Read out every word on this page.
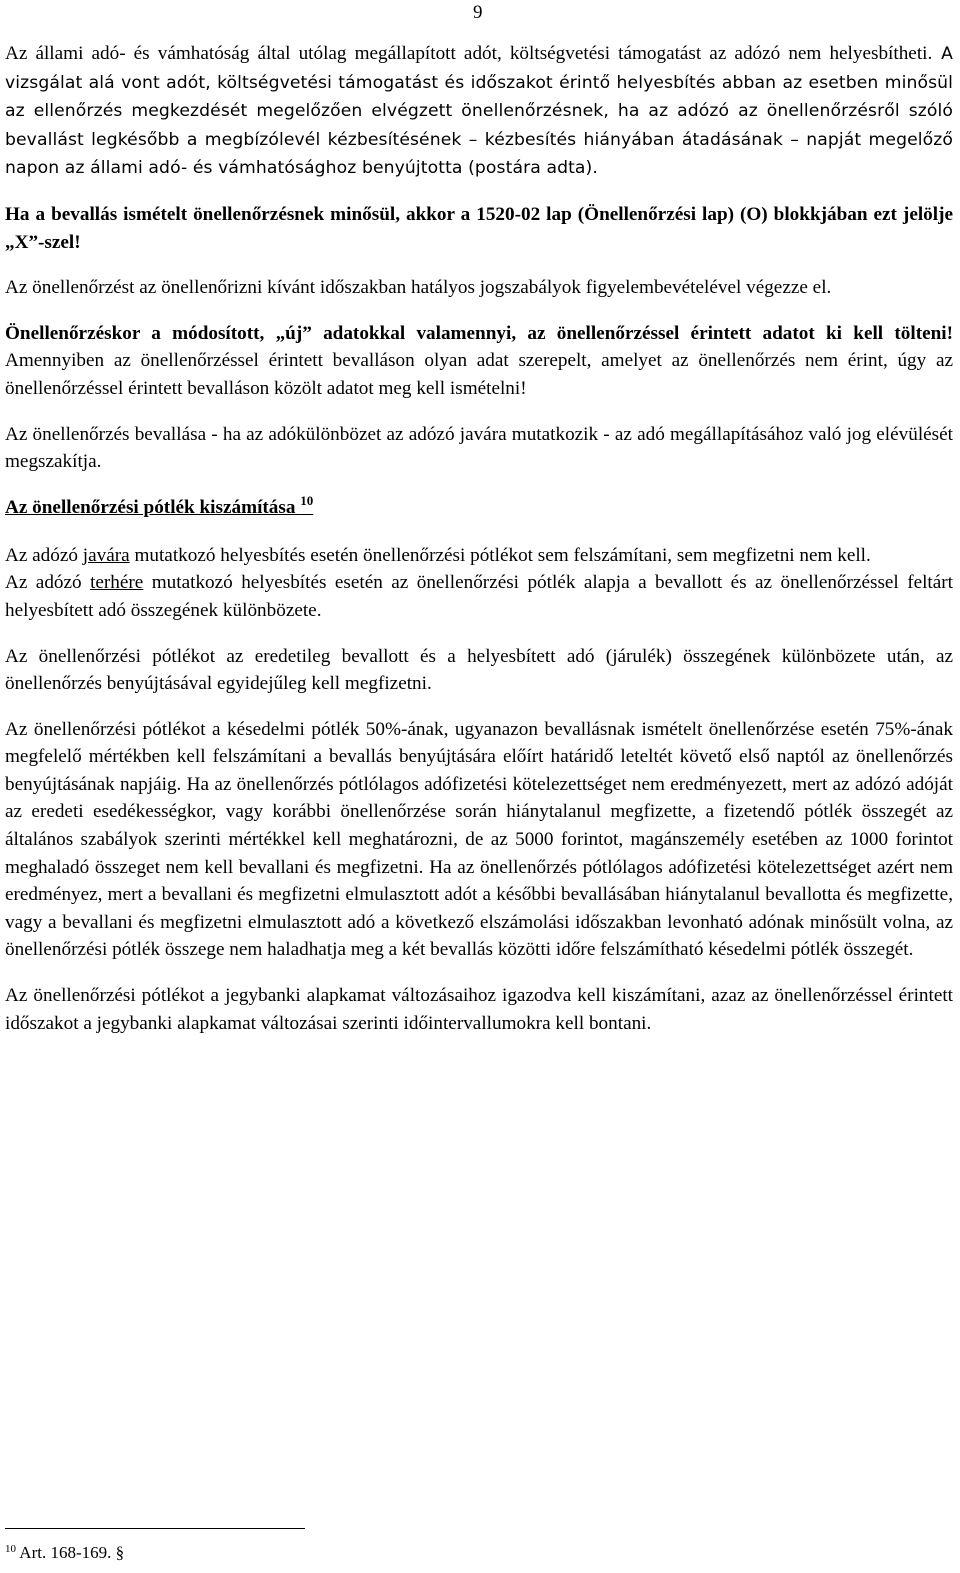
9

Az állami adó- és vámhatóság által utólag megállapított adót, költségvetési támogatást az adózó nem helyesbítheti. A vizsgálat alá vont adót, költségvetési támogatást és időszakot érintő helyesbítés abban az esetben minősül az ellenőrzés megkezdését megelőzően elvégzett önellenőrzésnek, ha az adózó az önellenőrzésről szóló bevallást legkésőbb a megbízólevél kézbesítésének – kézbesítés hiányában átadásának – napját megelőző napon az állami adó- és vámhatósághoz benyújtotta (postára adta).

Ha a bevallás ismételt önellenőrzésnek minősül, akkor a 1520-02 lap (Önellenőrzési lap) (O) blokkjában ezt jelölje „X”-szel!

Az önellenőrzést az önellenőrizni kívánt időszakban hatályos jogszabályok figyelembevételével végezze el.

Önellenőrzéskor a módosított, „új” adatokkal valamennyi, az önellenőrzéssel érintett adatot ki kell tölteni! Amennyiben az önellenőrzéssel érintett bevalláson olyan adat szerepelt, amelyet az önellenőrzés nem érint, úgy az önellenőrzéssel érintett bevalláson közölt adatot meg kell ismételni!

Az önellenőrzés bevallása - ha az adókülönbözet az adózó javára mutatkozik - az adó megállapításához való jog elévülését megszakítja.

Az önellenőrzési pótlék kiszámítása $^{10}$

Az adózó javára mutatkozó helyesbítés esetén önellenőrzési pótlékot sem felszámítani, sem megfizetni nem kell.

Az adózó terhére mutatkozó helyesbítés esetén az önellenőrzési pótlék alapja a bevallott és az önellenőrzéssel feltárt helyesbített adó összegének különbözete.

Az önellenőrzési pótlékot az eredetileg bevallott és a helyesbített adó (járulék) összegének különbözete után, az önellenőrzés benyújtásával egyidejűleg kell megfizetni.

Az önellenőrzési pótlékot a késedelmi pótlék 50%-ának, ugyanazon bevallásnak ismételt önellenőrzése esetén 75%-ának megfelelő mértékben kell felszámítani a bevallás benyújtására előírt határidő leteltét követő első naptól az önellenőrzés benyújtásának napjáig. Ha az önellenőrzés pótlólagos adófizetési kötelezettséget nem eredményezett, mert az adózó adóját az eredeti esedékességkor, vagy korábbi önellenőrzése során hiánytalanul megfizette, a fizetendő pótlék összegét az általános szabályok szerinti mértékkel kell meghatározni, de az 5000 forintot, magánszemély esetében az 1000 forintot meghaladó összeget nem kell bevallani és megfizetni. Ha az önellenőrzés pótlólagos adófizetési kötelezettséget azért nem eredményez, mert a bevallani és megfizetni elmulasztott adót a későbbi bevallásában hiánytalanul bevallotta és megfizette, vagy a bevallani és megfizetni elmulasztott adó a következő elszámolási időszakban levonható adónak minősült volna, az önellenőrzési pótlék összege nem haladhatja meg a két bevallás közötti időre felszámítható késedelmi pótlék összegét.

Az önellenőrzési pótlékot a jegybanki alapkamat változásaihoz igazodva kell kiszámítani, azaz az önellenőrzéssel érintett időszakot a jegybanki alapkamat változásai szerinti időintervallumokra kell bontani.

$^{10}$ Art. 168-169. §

--- --- ---

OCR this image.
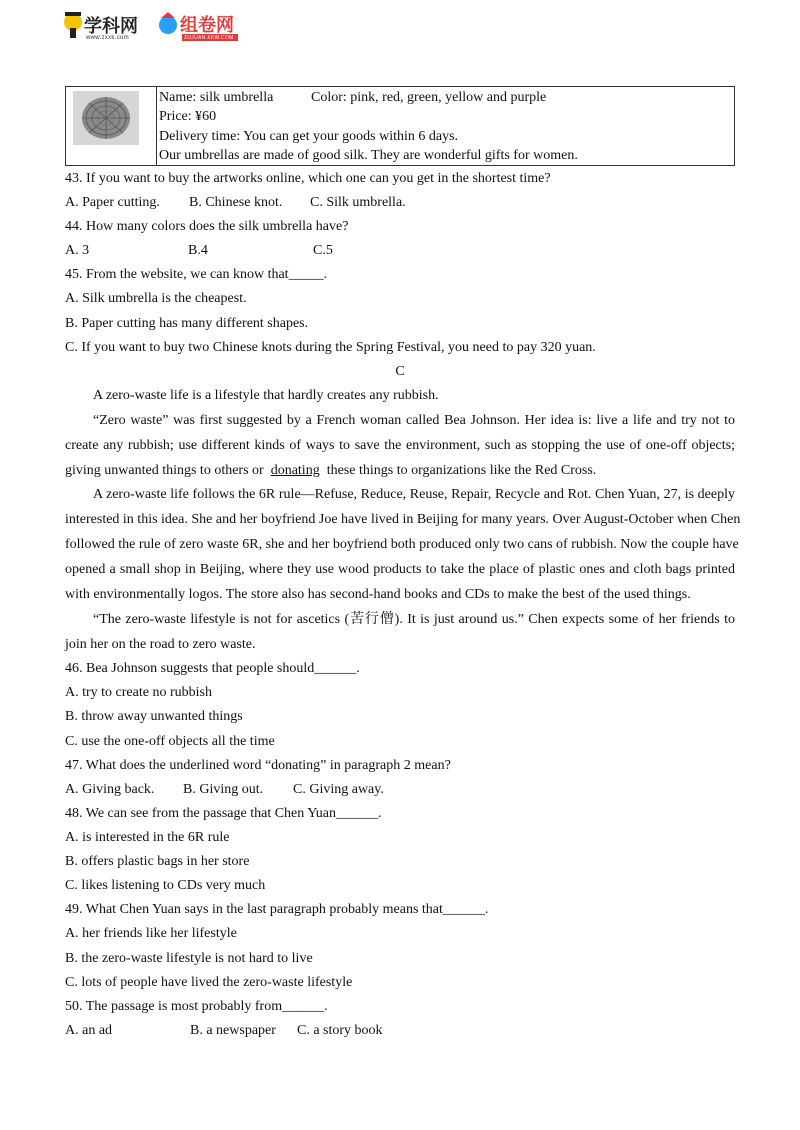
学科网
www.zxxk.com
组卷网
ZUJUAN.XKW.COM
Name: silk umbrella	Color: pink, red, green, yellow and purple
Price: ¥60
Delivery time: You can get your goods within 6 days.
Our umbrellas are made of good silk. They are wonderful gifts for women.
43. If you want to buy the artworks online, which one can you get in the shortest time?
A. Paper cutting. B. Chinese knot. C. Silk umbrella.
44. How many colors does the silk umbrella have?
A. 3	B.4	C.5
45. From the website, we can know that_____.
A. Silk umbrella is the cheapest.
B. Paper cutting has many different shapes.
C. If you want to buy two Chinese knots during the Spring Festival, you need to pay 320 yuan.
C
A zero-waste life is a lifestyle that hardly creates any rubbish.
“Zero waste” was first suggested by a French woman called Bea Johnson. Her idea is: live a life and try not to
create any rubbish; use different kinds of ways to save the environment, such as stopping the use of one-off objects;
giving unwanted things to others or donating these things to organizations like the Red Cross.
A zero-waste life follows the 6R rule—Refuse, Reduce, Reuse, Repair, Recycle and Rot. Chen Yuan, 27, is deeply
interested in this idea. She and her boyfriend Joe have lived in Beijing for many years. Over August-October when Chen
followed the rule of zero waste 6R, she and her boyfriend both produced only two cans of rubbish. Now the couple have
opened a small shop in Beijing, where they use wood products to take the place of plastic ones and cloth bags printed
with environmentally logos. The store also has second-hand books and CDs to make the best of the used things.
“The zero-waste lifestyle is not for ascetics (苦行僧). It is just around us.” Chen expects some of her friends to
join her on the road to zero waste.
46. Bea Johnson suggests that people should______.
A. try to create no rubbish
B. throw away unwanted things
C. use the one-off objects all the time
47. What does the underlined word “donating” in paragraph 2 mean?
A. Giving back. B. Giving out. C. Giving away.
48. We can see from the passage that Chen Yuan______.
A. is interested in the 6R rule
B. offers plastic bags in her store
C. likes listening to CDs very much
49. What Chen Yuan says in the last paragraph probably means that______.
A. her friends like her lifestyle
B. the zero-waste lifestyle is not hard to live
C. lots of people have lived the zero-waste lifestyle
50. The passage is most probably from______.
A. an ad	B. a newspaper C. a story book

--- --- ---

▸ **To do**
Copy out each line in the preceding records that contains "különbözete".

▸ **Output below**
Az adózó terhére mutatkozó helyesbítés esetén az önellenőrzési pótlék alapja a bevallott és az önellenőrzéssel feltárt helyesbített adó összegének különbözete.
Az önellenőrzési pótlékot az eredetileg bevallott és a helyesbített adó (járulék) összegének különbözete után, az önellenőrzés benyújtásával egyidejűleg kell megfizetni.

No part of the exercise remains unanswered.